%%

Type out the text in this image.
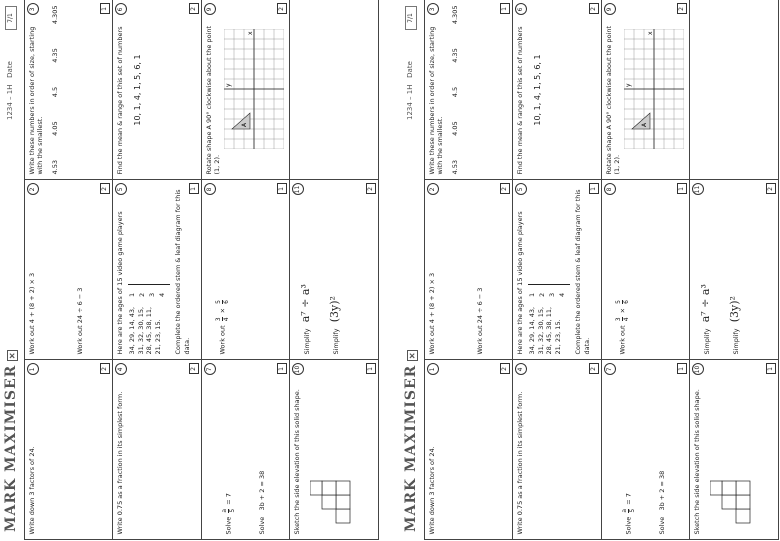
MARK MAXIMISER✕
1234 – 1H   Date
7/1
Write down 3 factors of 24.
1	2
Work out 4 + (8 + 2) × 3	Work out 24 ÷ 6 − 3
2	2
Write these numbers in order of size, starting with the smallest. 4.53
4.05
4.5
4.35
4.305
3	1
Write 0.75 as a fraction in its simplest form.
4	2
Here are the ages of 15 video game players 34, 29, 14, 43, 31, 32, 30, 15, 28, 45, 38, 11, 21, 23, 15.
1 2 3 4 Complete the ordered stem & leaf diagram for this data.
5	1
Find the mean & range of this set of numbers 10, 1, 4, 1, 5, 6, 1
6	2
Solve
a 5
= 7
Solve   3b + 2 = 38
7	1
Work out
3 4
×
5 6
8	1
Rotate shape A 90° clockwise about the point (1, 2).
A
x
y
9	2
Sketch the side elevation of this solid shape.
10	1
Simplify   a⁷ ÷ a³
Simplify   (3y)²
11	2
MARK MAXIMISER✕
1234 – 1H   Date
7/1
Write down 3 factors of 24.
1	2
Work out 4 + (8 + 2) × 3	Work out 24 ÷ 6 − 3
2	2
Write these numbers in order of size, starting with the smallest. 4.53
4.05
4.5
4.35
4.305
3	1
Write 0.75 as a fraction in its simplest form.
4	2
Here are the ages of 15 video game players 34, 29, 14, 43, 31, 32, 30, 15, 28, 45, 38, 11, 21, 23, 15.
1 2 3 4 Complete the ordered stem & leaf diagram for this data.
5	1
Find the mean & range of this set of numbers 10, 1, 4, 1, 5, 6, 1
6	2
Solve
a 5
= 7
Solve   3b + 2 = 38
7	1
Work out
3 4
×
5 6
8	1
Rotate shape A 90° clockwise about the point (1, 2).
A
x
y
9	2
Sketch the side elevation of this solid shape.
10	1
Simplify   a⁷ ÷ a³
Simplify   (3y)²
11	2
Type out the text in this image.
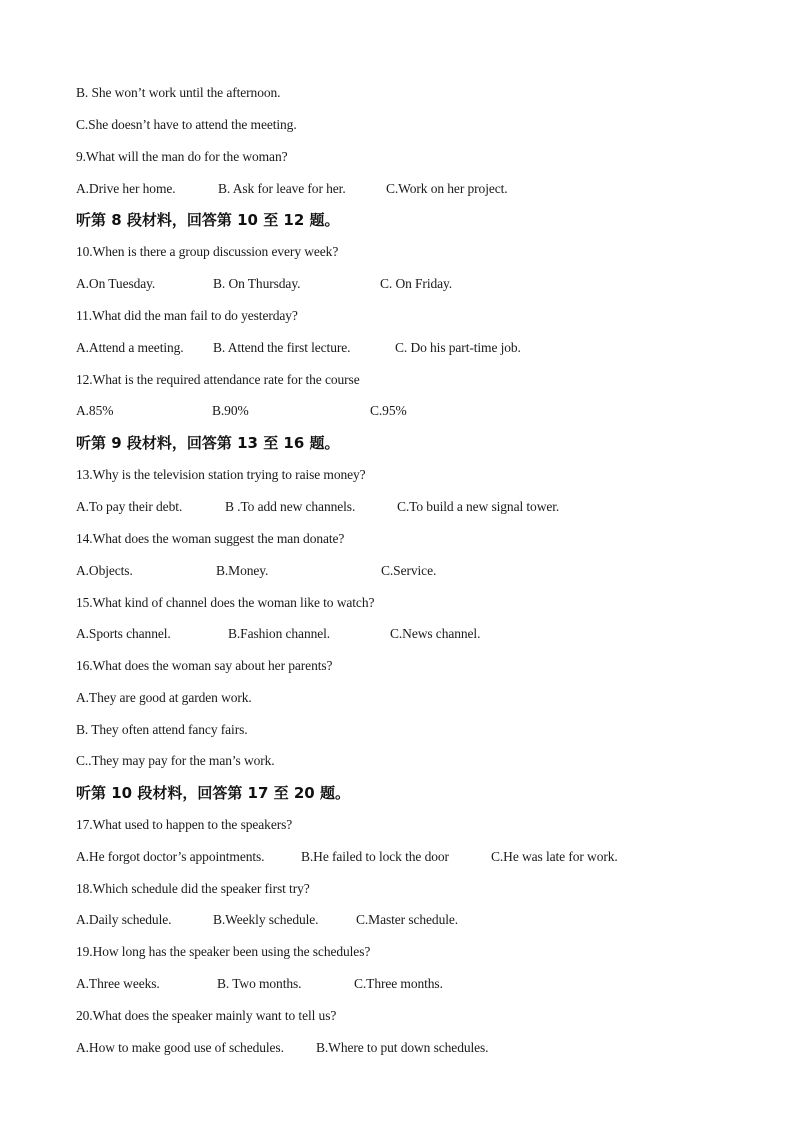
B. She won’t work until the afternoon.
C.She doesn’t have to attend the meeting.
9.What will the man do for the woman?
A.Drive her home.	B. Ask for leave for her.	C.Work on her project.
听第 8 段材料，回答第 10 至 12 题。
10.When is there a group discussion every week?
A.On Tuesday.	B. On Thursday.	C. On Friday.
11.What did the man fail to do yesterday?
A.Attend a meeting. B. Attend the first lecture.	C. Do his part-time job.
12.What is the required attendance rate for the course
A.85%	B.90%	C.95%
听第 9 段材料，回答第 13 至 16 题。
13.Why is the television station trying to raise money?
A.To pay their debt.	B .To add new channels.	C.To build a new signal tower.
14.What does the woman suggest the man donate?
A.Objects.	B.Money.	C.Service.
15.What kind of channel does the woman like to watch?
A.Sports channel.	B.Fashion channel.	C.News channel.
16.What does the woman say about her parents?
A.They are good at garden work.
B. They often attend fancy fairs.
C..They may pay for the man’s work.
听第 10 段材料，回答第 17 至 20 题。
17.What used to happen to the speakers?
A.He forgot doctor’s appointments.	B.He failed to lock the door	C.He was late for work.
18.Which schedule did the speaker first try?
A.Daily schedule.	B.Weekly schedule.	C.Master schedule.
19.How long has the speaker been using the schedules?
A.Three weeks.	B. Two months.	C.Three months.
20.What does the speaker mainly want to tell us?
A.How to make good use of schedules. B.Where to put down schedules.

%%

STATED PROBLEM:
Leave out the pictures and transcribe the entries above exactly.

EXERCISE ANSWER:
Type out the text in this image.
MARK MAXIMISER✕
1234 – 1H   Date
7/1
Write down 3 factors of 24.
1	2
Work out 4 + (8 + 2) × 3	Work out 24 ÷ 6 − 3
2	2
Write these numbers in order of size, starting with the smallest. 4.53
4.05
4.5
4.35
4.305
3	1
Write 0.75 as a fraction in its simplest form.
4	2
Here are the ages of 15 video game players 34, 29, 14, 43, 31, 32, 30, 15, 28, 45, 38, 11, 21, 23, 15.
1 2 3 4 Complete the ordered stem & leaf diagram for this data.
5	1
Find the mean & range of this set of numbers 10, 1, 4, 1, 5, 6, 1
6	2
Solve
a 5
= 7
Solve   3b + 2 = 38
7	1
Work out
3 4
×
5 6
8	1
Rotate shape A 90° clockwise about the point (1, 2).
A
x
y
9	2
Sketch the side elevation of this solid shape.
10	1
Simplify   a⁷ ÷ a³
Simplify   (3y)²
11	2
MARK MAXIMISER✕
1234 – 1H   Date
7/1
Write down 3 factors of 24.
1	2
Work out 4 + (8 + 2) × 3	Work out 24 ÷ 6 − 3
2	2
Write these numbers in order of size, starting with the smallest. 4.53
4.05
4.5
4.35
4.305
3	1
Write 0.75 as a fraction in its simplest form.
4	2
Here are the ages of 15 video game players 34, 29, 14, 43, 31, 32, 30, 15, 28, 45, 38, 11, 21, 23, 15.
1 2 3 4 Complete the ordered stem & leaf diagram for this data.
5	1
Find the mean & range of this set of numbers 10, 1, 4, 1, 5, 6, 1
6	2
Solve
a 5
= 7
Solve   3b + 2 = 38
7	1
Work out
3 4
×
5 6
8	1
Rotate shape A 90° clockwise about the point (1, 2).
A
x
y
9	2
Sketch the side elevation of this solid shape.
10	1
Simplify   a⁷ ÷ a³
Simplify   (3y)²
11	2
Type out the text in this image.
B. She won’t work until the afternoon.
C.She doesn’t have to attend the meeting.
9.What will the man do for the woman?
A.Drive her home.	B. Ask for leave for her.	C.Work on her project.
听第 8 段材料，回答第 10 至 12 题。
10.When is there a group discussion every week?
A.On Tuesday.	B. On Thursday.	C. On Friday.
11.What did the man fail to do yesterday?
A.Attend a meeting. B. Attend the first lecture.	C. Do his part-time job.
12.What is the required attendance rate for the course
A.85%	B.90%	C.95%
听第 9 段材料，回答第 13 至 16 题。
13.Why is the television station trying to raise money?
A.To pay their debt.	B .To add new channels.	C.To build a new signal tower.
14.What does the woman suggest the man donate?
A.Objects.	B.Money.	C.Service.
15.What kind of channel does the woman like to watch?
A.Sports channel.	B.Fashion channel.	C.News channel.
16.What does the woman say about her parents?
A.They are good at garden work.
B. They often attend fancy fairs.
C..They may pay for the man’s work.
听第 10 段材料，回答第 17 至 20 题。
17.What used to happen to the speakers?
A.He forgot doctor’s appointments.	B.He failed to lock the door	C.He was late for work.
18.Which schedule did the speaker first try?
A.Daily schedule.	B.Weekly schedule.	C.Master schedule.
19.How long has the speaker been using the schedules?
A.Three weeks.	B. Two months.	C.Three months.
20.What does the speaker mainly want to tell us?
A.How to make good use of schedules. B.Where to put down schedules.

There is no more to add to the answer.